[START OF Provided records]

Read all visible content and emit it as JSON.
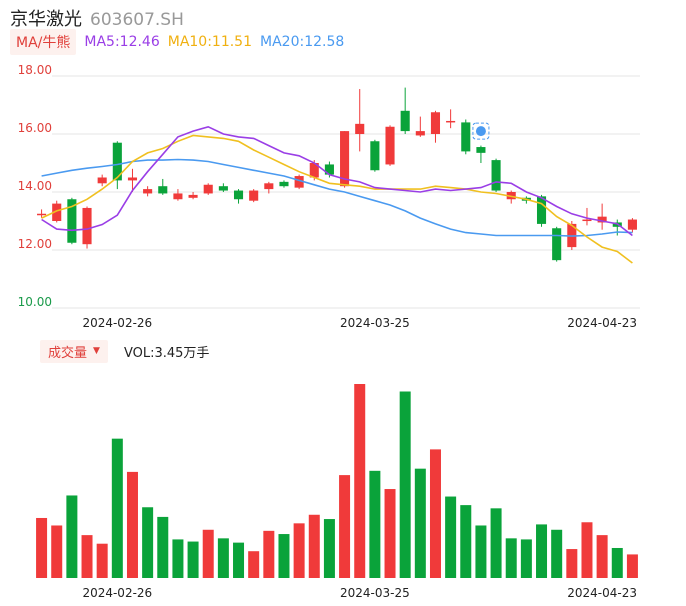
{
  "header": {
    "name": "京华激光",
    "code": "603607.SH"
  },
  "ma_row": {
    "tag": "MA/牛熊",
    "ma5": "MA5:12.46",
    "ma10": "MA10:11.51",
    "ma20": "MA20:12.58"
  },
  "vol_row": {
    "tag": "成交量",
    "text": "VOL:3.45万手"
  },
  "colors": {
    "up": "#f03a3a",
    "down": "#0aa33a",
    "ma5": "#9a3ee6",
    "ma10": "#f0c020",
    "ma20": "#4a9af0",
    "grid": "#e6e6e6"
  },
  "chart_data": {
    "type": "candlestick",
    "ylim": [
      10,
      18
    ],
    "y_ticks": [
      "18.00",
      "16.00",
      "14.00",
      "12.00",
      "10.00"
    ],
    "x_ticks": [
      "2024-02-26",
      "2024-03-25",
      "2024-04-23"
    ],
    "x_tick_indices": [
      5,
      22,
      37
    ],
    "candles": [
      {
        "o": 13.2,
        "c": 13.25,
        "h": 13.4,
        "l": 13.1
      },
      {
        "o": 13.0,
        "c": 13.6,
        "h": 13.7,
        "l": 12.95
      },
      {
        "o": 13.75,
        "c": 12.25,
        "h": 13.8,
        "l": 12.2
      },
      {
        "o": 12.2,
        "c": 13.45,
        "h": 13.5,
        "l": 12.05
      },
      {
        "o": 14.3,
        "c": 14.5,
        "h": 14.6,
        "l": 14.2
      },
      {
        "o": 15.7,
        "c": 14.4,
        "h": 15.75,
        "l": 14.1
      },
      {
        "o": 14.4,
        "c": 14.5,
        "h": 14.8,
        "l": 14.0
      },
      {
        "o": 13.95,
        "c": 14.1,
        "h": 14.2,
        "l": 13.85
      },
      {
        "o": 14.2,
        "c": 13.95,
        "h": 14.45,
        "l": 13.9
      },
      {
        "o": 13.75,
        "c": 13.95,
        "h": 14.1,
        "l": 13.7
      },
      {
        "o": 13.8,
        "c": 13.9,
        "h": 14.0,
        "l": 13.75
      },
      {
        "o": 13.95,
        "c": 14.25,
        "h": 14.3,
        "l": 13.9
      },
      {
        "o": 14.2,
        "c": 14.05,
        "h": 14.3,
        "l": 14.0
      },
      {
        "o": 14.05,
        "c": 13.75,
        "h": 14.1,
        "l": 13.6
      },
      {
        "o": 13.7,
        "c": 14.05,
        "h": 14.1,
        "l": 13.65
      },
      {
        "o": 14.1,
        "c": 14.3,
        "h": 14.35,
        "l": 13.95
      },
      {
        "o": 14.35,
        "c": 14.2,
        "h": 14.4,
        "l": 14.15
      },
      {
        "o": 14.15,
        "c": 14.55,
        "h": 14.6,
        "l": 14.1
      },
      {
        "o": 14.5,
        "c": 15.0,
        "h": 15.1,
        "l": 14.4
      },
      {
        "o": 14.95,
        "c": 14.6,
        "h": 15.05,
        "l": 14.5
      },
      {
        "o": 14.2,
        "c": 16.1,
        "h": 16.1,
        "l": 14.15
      },
      {
        "o": 16.0,
        "c": 16.35,
        "h": 17.55,
        "l": 15.4
      },
      {
        "o": 15.75,
        "c": 14.75,
        "h": 15.8,
        "l": 14.7
      },
      {
        "o": 14.95,
        "c": 16.25,
        "h": 16.3,
        "l": 14.9
      },
      {
        "o": 16.8,
        "c": 16.1,
        "h": 17.6,
        "l": 16.0
      },
      {
        "o": 15.95,
        "c": 16.1,
        "h": 16.6,
        "l": 15.9
      },
      {
        "o": 16.0,
        "c": 16.75,
        "h": 16.8,
        "l": 15.7
      },
      {
        "o": 16.4,
        "c": 16.45,
        "h": 16.85,
        "l": 16.2
      },
      {
        "o": 16.4,
        "c": 15.4,
        "h": 16.5,
        "l": 15.3
      },
      {
        "o": 15.55,
        "c": 15.35,
        "h": 15.6,
        "l": 15.0
      },
      {
        "o": 15.1,
        "c": 14.05,
        "h": 15.15,
        "l": 14.0
      },
      {
        "o": 13.75,
        "c": 14.0,
        "h": 14.05,
        "l": 13.6
      },
      {
        "o": 13.8,
        "c": 13.7,
        "h": 13.85,
        "l": 13.6
      },
      {
        "o": 13.85,
        "c": 12.9,
        "h": 13.9,
        "l": 12.8
      },
      {
        "o": 12.75,
        "c": 11.65,
        "h": 12.8,
        "l": 11.6
      },
      {
        "o": 12.1,
        "c": 12.9,
        "h": 13.0,
        "l": 12.0
      },
      {
        "o": 13.0,
        "c": 13.05,
        "h": 13.45,
        "l": 12.85
      },
      {
        "o": 12.95,
        "c": 13.15,
        "h": 13.6,
        "l": 12.7
      },
      {
        "o": 12.95,
        "c": 12.8,
        "h": 13.05,
        "l": 12.5
      },
      {
        "o": 12.7,
        "c": 13.05,
        "h": 13.1,
        "l": 12.6
      }
    ],
    "ma5": [
      13.05,
      12.72,
      12.68,
      12.72,
      12.88,
      13.2,
      14.05,
      14.7,
      15.3,
      15.9,
      16.1,
      16.25,
      16.0,
      15.9,
      15.85,
      15.6,
      15.35,
      15.25,
      15.0,
      14.6,
      14.45,
      14.35,
      14.15,
      14.1,
      14.05,
      14.0,
      14.1,
      14.05,
      14.1,
      14.15,
      14.35,
      14.3,
      14.0,
      13.8,
      13.5,
      13.25,
      13.1,
      13.0,
      12.9,
      12.5
    ],
    "ma10": [
      13.1,
      13.35,
      13.5,
      13.75,
      14.1,
      14.5,
      15.05,
      15.35,
      15.5,
      15.75,
      15.95,
      15.9,
      15.85,
      15.75,
      15.45,
      15.2,
      14.95,
      14.7,
      14.5,
      14.3,
      14.25,
      14.2,
      14.1,
      14.1,
      14.1,
      14.1,
      14.2,
      14.15,
      14.1,
      14.0,
      13.95,
      13.85,
      13.75,
      13.6,
      13.15,
      12.85,
      12.45,
      12.1,
      11.95,
      11.55
    ],
    "ma20": [
      14.55,
      14.65,
      14.75,
      14.82,
      14.88,
      14.95,
      15.05,
      15.1,
      15.1,
      15.12,
      15.1,
      15.05,
      14.95,
      14.85,
      14.75,
      14.65,
      14.55,
      14.4,
      14.25,
      14.1,
      14.0,
      13.85,
      13.7,
      13.55,
      13.35,
      13.1,
      12.9,
      12.72,
      12.6,
      12.55,
      12.5,
      12.5,
      12.5,
      12.5,
      12.5,
      12.48,
      12.5,
      12.55,
      12.62,
      12.6
    ],
    "volume": {
      "values": [
        56,
        49,
        77,
        40,
        32,
        130,
        99,
        66,
        57,
        36,
        34,
        45,
        37,
        33,
        25,
        44,
        41,
        51,
        59,
        55,
        96,
        181,
        100,
        83,
        174,
        102,
        120,
        76,
        68,
        49,
        65,
        37,
        36,
        50,
        45,
        27,
        52,
        40,
        28,
        22
      ],
      "up": [
        1,
        1,
        0,
        1,
        1,
        0,
        1,
        0,
        0,
        0,
        0,
        1,
        0,
        0,
        1,
        1,
        0,
        1,
        1,
        0,
        1,
        1,
        0,
        1,
        0,
        0,
        1,
        0,
        0,
        0,
        0,
        0,
        0,
        0,
        0,
        1,
        1,
        1,
        0,
        1
      ]
    }
  }
}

[END OF Provided records]

__Exercise description__
Copy the entries exactly. Leave out the images.

__Solution to the exercise__
Read all visible content and emit it as JSON.
{
  "header": {
    "name": "京华激光",
    "code": "603607.SH"
  },
  "ma_row": {
    "tag": "MA/牛熊",
    "ma5": "MA5:12.46",
    "ma10": "MA10:11.51",
    "ma20": "MA20:12.58"
  },
  "vol_row": {
    "tag": "成交量",
    "text": "VOL:3.45万手"
  },
  "colors": {
    "up": "#f03a3a",
    "down": "#0aa33a",
    "ma5": "#9a3ee6",
    "ma10": "#f0c020",
    "ma20": "#4a9af0",
    "grid": "#e6e6e6"
  },
  "chart_data": {
    "type": "candlestick",
    "ylim": [
      10,
      18
    ],
    "y_ticks": [
      "18.00",
      "16.00",
      "14.00",
      "12.00",
      "10.00"
    ],
    "x_ticks": [
      "2024-02-26",
      "2024-03-25",
      "2024-04-23"
    ],
    "x_tick_indices": [
      5,
      22,
      37
    ],
    "candles": [
      {
        "o": 13.2,
        "c": 13.25,
        "h": 13.4,
        "l": 13.1
      },
      {
        "o": 13.0,
        "c": 13.6,
        "h": 13.7,
        "l": 12.95
      },
      {
        "o": 13.75,
        "c": 12.25,
        "h": 13.8,
        "l": 12.2
      },
      {
        "o": 12.2,
        "c": 13.45,
        "h": 13.5,
        "l": 12.05
      },
      {
        "o": 14.3,
        "c": 14.5,
        "h": 14.6,
        "l": 14.2
      },
      {
        "o": 15.7,
        "c": 14.4,
        "h": 15.75,
        "l": 14.1
      },
      {
        "o": 14.4,
        "c": 14.5,
        "h": 14.8,
        "l": 14.0
      },
      {
        "o": 13.95,
        "c": 14.1,
        "h": 14.2,
        "l": 13.85
      },
      {
        "o": 14.2,
        "c": 13.95,
        "h": 14.45,
        "l": 13.9
      },
      {
        "o": 13.75,
        "c": 13.95,
        "h": 14.1,
        "l": 13.7
      },
      {
        "o": 13.8,
        "c": 13.9,
        "h": 14.0,
        "l": 13.75
      },
      {
        "o": 13.95,
        "c": 14.25,
        "h": 14.3,
        "l": 13.9
      },
      {
        "o": 14.2,
        "c": 14.05,
        "h": 14.3,
        "l": 14.0
      },
      {
        "o": 14.05,
        "c": 13.75,
        "h": 14.1,
        "l": 13.6
      },
      {
        "o": 13.7,
        "c": 14.05,
        "h": 14.1,
        "l": 13.65
      },
      {
        "o": 14.1,
        "c": 14.3,
        "h": 14.35,
        "l": 13.95
      },
      {
        "o": 14.35,
        "c": 14.2,
        "h": 14.4,
        "l": 14.15
      },
      {
        "o": 14.15,
        "c": 14.55,
        "h": 14.6,
        "l": 14.1
      },
      {
        "o": 14.5,
        "c": 15.0,
        "h": 15.1,
        "l": 14.4
      },
      {
        "o": 14.95,
        "c": 14.6,
        "h": 15.05,
        "l": 14.5
      },
      {
        "o": 14.2,
        "c": 16.1,
        "h": 16.1,
        "l": 14.15
      },
      {
        "o": 16.0,
        "c": 16.35,
        "h": 17.55,
        "l": 15.4
      },
      {
        "o": 15.75,
        "c": 14.75,
        "h": 15.8,
        "l": 14.7
      },
      {
        "o": 14.95,
        "c": 16.25,
        "h": 16.3,
        "l": 14.9
      },
      {
        "o": 16.8,
        "c": 16.1,
        "h": 17.6,
        "l": 16.0
      },
      {
        "o": 15.95,
        "c": 16.1,
        "h": 16.6,
        "l": 15.9
      },
      {
        "o": 16.0,
        "c": 16.75,
        "h": 16.8,
        "l": 15.7
      },
      {
        "o": 16.4,
        "c": 16.45,
        "h": 16.85,
        "l": 16.2
      },
      {
        "o": 16.4,
        "c": 15.4,
        "h": 16.5,
        "l": 15.3
      },
      {
        "o": 15.55,
        "c": 15.35,
        "h": 15.6,
        "l": 15.0
      },
      {
        "o": 15.1,
        "c": 14.05,
        "h": 15.15,
        "l": 14.0
      },
      {
        "o": 13.75,
        "c": 14.0,
        "h": 14.05,
        "l": 13.6
      },
      {
        "o": 13.8,
        "c": 13.7,
        "h": 13.85,
        "l": 13.6
      },
      {
        "o": 13.85,
        "c": 12.9,
        "h": 13.9,
        "l": 12.8
      },
      {
        "o": 12.75,
        "c": 11.65,
        "h": 12.8,
        "l": 11.6
      },
      {
        "o": 12.1,
        "c": 12.9,
        "h": 13.0,
        "l": 12.0
      },
      {
        "o": 13.0,
        "c": 13.05,
        "h": 13.45,
        "l": 12.85
      },
      {
        "o": 12.95,
        "c": 13.15,
        "h": 13.6,
        "l": 12.7
      },
      {
        "o": 12.95,
        "c": 12.8,
        "h": 13.05,
        "l": 12.5
      },
      {
        "o": 12.7,
        "c": 13.05,
        "h": 13.1,
        "l": 12.6
      }
    ],
    "ma5": [
      13.05,
      12.72,
      12.68,
      12.72,
      12.88,
      13.2,
      14.05,
      14.7,
      15.3,
      15.9,
      16.1,
      16.25,
      16.0,
      15.9,
      15.85,
      15.6,
      15.35,
      15.25,
      15.0,
      14.6,
      14.45,
      14.35,
      14.15,
      14.1,
      14.05,
      14.0,
      14.1,
      14.05,
      14.1,
      14.15,
      14.35,
      14.3,
      14.0,
      13.8,
      13.5,
      13.25,
      13.1,
      13.0,
      12.9,
      12.5
    ],
    "ma10": [
      13.1,
      13.35,
      13.5,
      13.75,
      14.1,
      14.5,
      15.05,
      15.35,
      15.5,
      15.75,
      15.95,
      15.9,
      15.85,
      15.75,
      15.45,
      15.2,
      14.95,
      14.7,
      14.5,
      14.3,
      14.25,
      14.2,
      14.1,
      14.1,
      14.1,
      14.1,
      14.2,
      14.15,
      14.1,
      14.0,
      13.95,
      13.85,
      13.75,
      13.6,
      13.15,
      12.85,
      12.45,
      12.1,
      11.95,
      11.55
    ],
    "ma20": [
      14.55,
      14.65,
      14.75,
      14.82,
      14.88,
      14.95,
      15.05,
      15.1,
      15.1,
      15.12,
      15.1,
      15.05,
      14.95,
      14.85,
      14.75,
      14.65,
      14.55,
      14.4,
      14.25,
      14.1,
      14.0,
      13.85,
      13.7,
      13.55,
      13.35,
      13.1,
      12.9,
      12.72,
      12.6,
      12.55,
      12.5,
      12.5,
      12.5,
      12.5,
      12.5,
      12.48,
      12.5,
      12.55,
      12.62,
      12.6
    ],
    "volume": {
      "values": [
        56,
        49,
        77,
        40,
        32,
        130,
        99,
        66,
        57,
        36,
        34,
        45,
        37,
        33,
        25,
        44,
        41,
        51,
        59,
        55,
        96,
        181,
        100,
        83,
        174,
        102,
        120,
        76,
        68,
        49,
        65,
        37,
        36,
        50,
        45,
        27,
        52,
        40,
        28,
        22
      ],
      "up": [
        1,
        1,
        0,
        1,
        1,
        0,
        1,
        0,
        0,
        0,
        0,
        1,
        0,
        0,
        1,
        1,
        0,
        1,
        1,
        0,
        1,
        1,
        0,
        1,
        0,
        0,
        1,
        0,
        0,
        0,
        0,
        0,
        0,
        0,
        0,
        1,
        1,
        1,
        0,
        1
      ]
    }
  }
}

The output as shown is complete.